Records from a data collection

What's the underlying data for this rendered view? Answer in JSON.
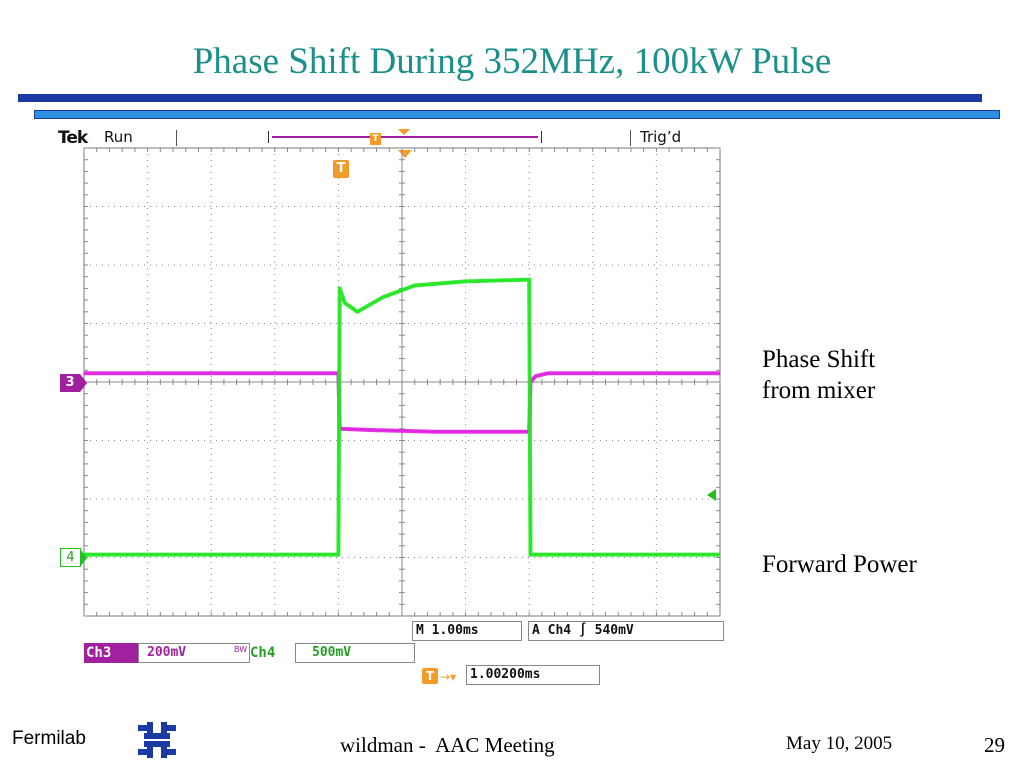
{
  "slide": {
    "title": "Phase Shift During 352MHz, 100kW Pulse",
    "footer_org": "Fermilab",
    "footer_center": "wildman -  AAC Meeting",
    "footer_date": "May 10, 2005",
    "page_number": "29"
  },
  "scope": {
    "brand": "Tek",
    "acq_state": "Run",
    "trigger_state": "Trig’d",
    "trigger_marker": "T",
    "ch3_marker": "3",
    "ch4_marker": "4",
    "timebase": "M 1.00ms",
    "trigger_info": "A  Ch4  ∫  540mV",
    "ch3_name": "Ch3",
    "ch3_scale": "200mV",
    "bw_mark": "BW",
    "ch4_name": "Ch4",
    "ch4_scale": "500mV",
    "trigger_position": "1.00200ms",
    "colors": {
      "ch3": "#e020e0",
      "ch4": "#22e622",
      "trigger": "#f39a27",
      "grid": "#777777"
    }
  },
  "annotations": {
    "phase_label_line1": "Phase Shift",
    "phase_label_line2": "from mixer",
    "power_label": "Forward Power"
  },
  "chart_data": {
    "type": "line",
    "xlabel": "",
    "ylabel": "",
    "x_units": "ms",
    "x_divisions": 10,
    "y_divisions": 8,
    "grid": true,
    "xlim": [
      0,
      10
    ],
    "ylim": [
      -4,
      4
    ],
    "series": [
      {
        "name": "Ch3",
        "color": "#e020e0",
        "x": [
          0,
          4.0,
          4.02,
          4.5,
          5.5,
          7.0,
          7.02,
          7.1,
          7.3,
          10
        ],
        "values": [
          0.15,
          0.15,
          -0.8,
          -0.82,
          -0.85,
          -0.85,
          0.0,
          0.1,
          0.15,
          0.15
        ]
      },
      {
        "name": "Ch4",
        "color": "#22e622",
        "x": [
          0,
          4.0,
          4.02,
          4.1,
          4.3,
          4.7,
          5.2,
          6.0,
          7.0,
          7.02,
          10
        ],
        "values": [
          -2.95,
          -2.95,
          1.6,
          1.35,
          1.2,
          1.45,
          1.65,
          1.72,
          1.75,
          -2.95,
          -2.95
        ]
      }
    ]
  }
}
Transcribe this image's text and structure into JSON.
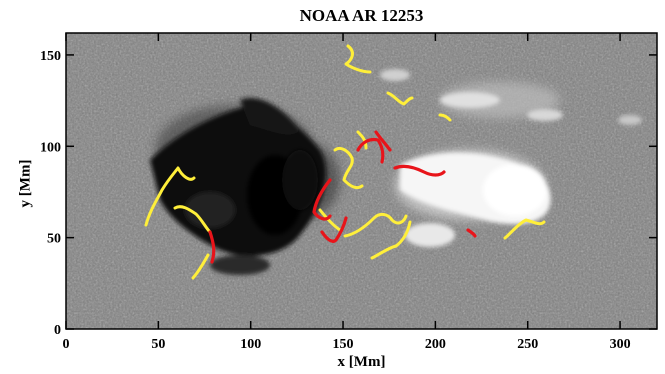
{
  "figure": {
    "title": "NOAA AR 12253",
    "xlabel": "x [Mm]",
    "ylabel": "y [Mm]",
    "x_ticks": [
      0,
      50,
      100,
      150,
      200,
      250,
      300
    ],
    "y_ticks": [
      0,
      50,
      100,
      150
    ],
    "x_range": [
      0,
      320
    ],
    "y_range": [
      0,
      162
    ],
    "image": "solar magnetogram (grayscale) with yellow and red contour lines",
    "colors": {
      "background_gray": "#808080",
      "positive_polarity": "#ffffff",
      "negative_polarity": "#000000",
      "contour_yellow": "#ffef3a",
      "contour_red": "#e8141a"
    }
  }
}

Exercise requirements:
All lines that include "this" are to be gathered and copied.

Task output:
What's the underlying data for this rendered view? Answer in JSON.
Transcribe this image's text and structure into JSON.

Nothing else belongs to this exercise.